▸ **AIM OF THE TASK**:
Pull out every line below that holds the word "JSON".

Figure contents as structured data
start

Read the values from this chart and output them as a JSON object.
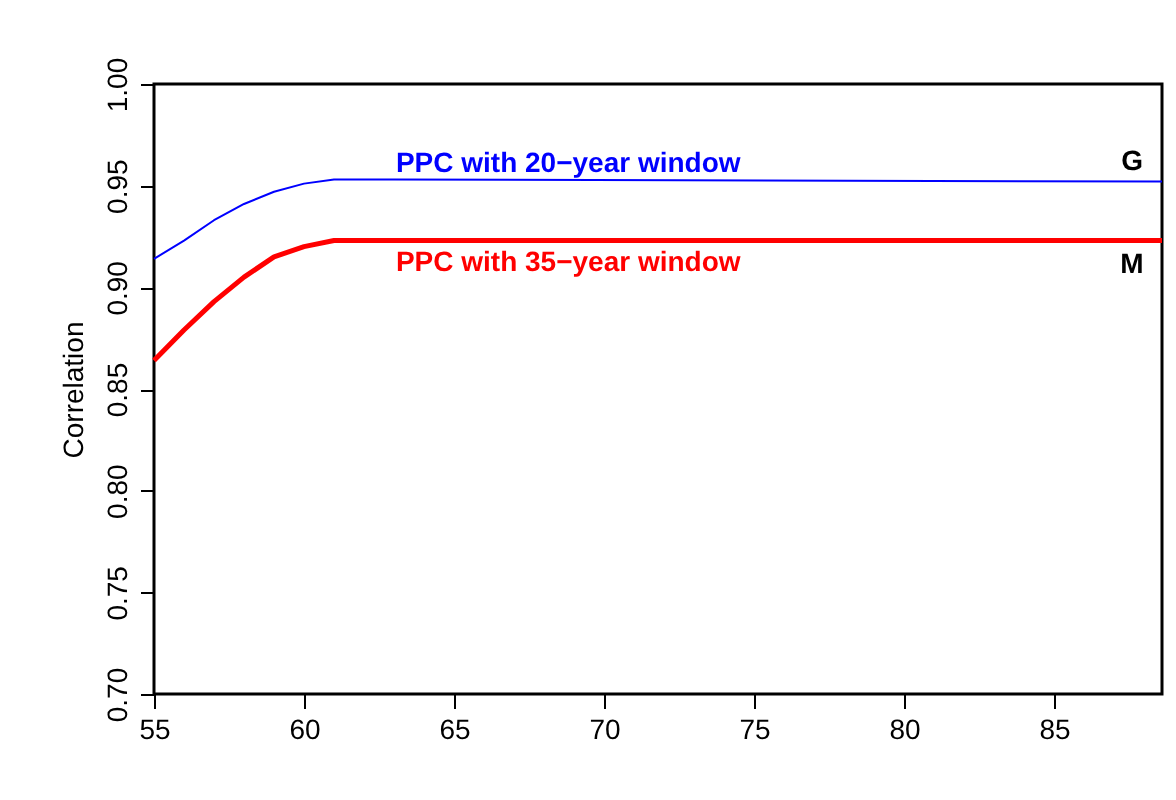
{
  "chart_data": {
    "type": "line",
    "ylabel": "Correlation",
    "xlim": [
      55,
      88.6
    ],
    "ylim": [
      0.7,
      1.0
    ],
    "xticks": [
      55,
      60,
      65,
      70,
      75,
      80,
      85
    ],
    "yticks": [
      {
        "value": 0.7,
        "label": "0.70"
      },
      0.75,
      {
        "value": 0.8,
        "label": "0.80"
      },
      0.85,
      {
        "value": 0.9,
        "label": "0.90"
      },
      0.95,
      {
        "value": 1.0,
        "label": "1.00"
      }
    ],
    "grid": false,
    "marker": "none",
    "line_style": "solid",
    "series": [
      {
        "name": "PPC with 20−year window",
        "color": "#0000ff",
        "x": [
          55,
          56,
          57,
          58,
          59,
          60,
          61,
          63,
          88.6
        ],
        "values": [
          0.914,
          0.923,
          0.933,
          0.941,
          0.947,
          0.951,
          0.953,
          0.953,
          0.952
        ]
      },
      {
        "name": "PPC with 35−year window",
        "color": "#ff0000",
        "x": [
          55,
          56,
          57,
          58,
          59,
          60,
          61,
          63,
          88.6
        ],
        "values": [
          0.864,
          0.879,
          0.893,
          0.905,
          0.915,
          0.92,
          0.923,
          0.923,
          0.923
        ]
      }
    ],
    "annotations": [
      {
        "text": "G",
        "x": 87.6,
        "y": 0.952
      },
      {
        "text": "M",
        "x": 87.6,
        "y": 0.923
      }
    ]
  }
}
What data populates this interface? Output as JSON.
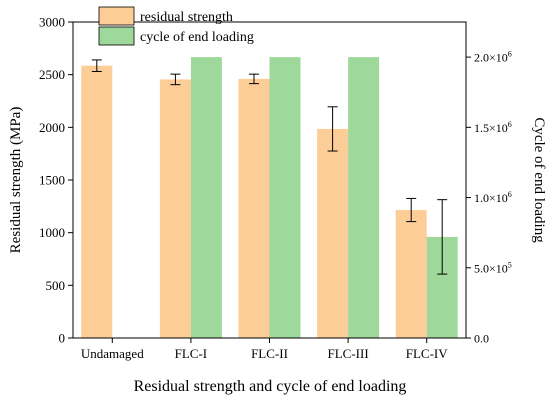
{
  "chart_data": {
    "type": "bar",
    "categories": [
      "Undamaged",
      "FLC-I",
      "FLC-II",
      "FLC-III",
      "FLC-IV"
    ],
    "xlabel": "Residual strength and cycle of end loading",
    "ylabel": "Residual strength (MPa)",
    "y2label": "Cycle of end loading",
    "ylim": [
      0,
      3000
    ],
    "y2lim": [
      0,
      2250000
    ],
    "yticks": [
      "0",
      "500",
      "1000",
      "1500",
      "2000",
      "2500",
      "3000"
    ],
    "y2ticks": [
      {
        "value": 0,
        "base": "0.0",
        "exp": ""
      },
      {
        "value": 500000,
        "base": "5.0×10",
        "exp": "5"
      },
      {
        "value": 1000000,
        "base": "1.0×10",
        "exp": "6"
      },
      {
        "value": 1500000,
        "base": "1.5×10",
        "exp": "6"
      },
      {
        "value": 2000000,
        "base": "2.0×10",
        "exp": "6"
      }
    ],
    "legend_position": "top-left",
    "series": [
      {
        "name": "residual strength",
        "axis": "left",
        "color": "#fdcd98",
        "values": [
          2585,
          2455,
          2460,
          1985,
          1215
        ],
        "errors": [
          55,
          50,
          45,
          210,
          110
        ]
      },
      {
        "name": "cycle of end loading",
        "axis": "right",
        "color": "#9ed89a",
        "values": [
          null,
          2000000,
          2000000,
          2000000,
          720000
        ],
        "errors": [
          null,
          null,
          null,
          null,
          265000
        ]
      }
    ]
  }
}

end

▸ **FINAL RESULT**:
Read the values from this chart and output them as a JSON object.
What data populates this interface? Output as JSON.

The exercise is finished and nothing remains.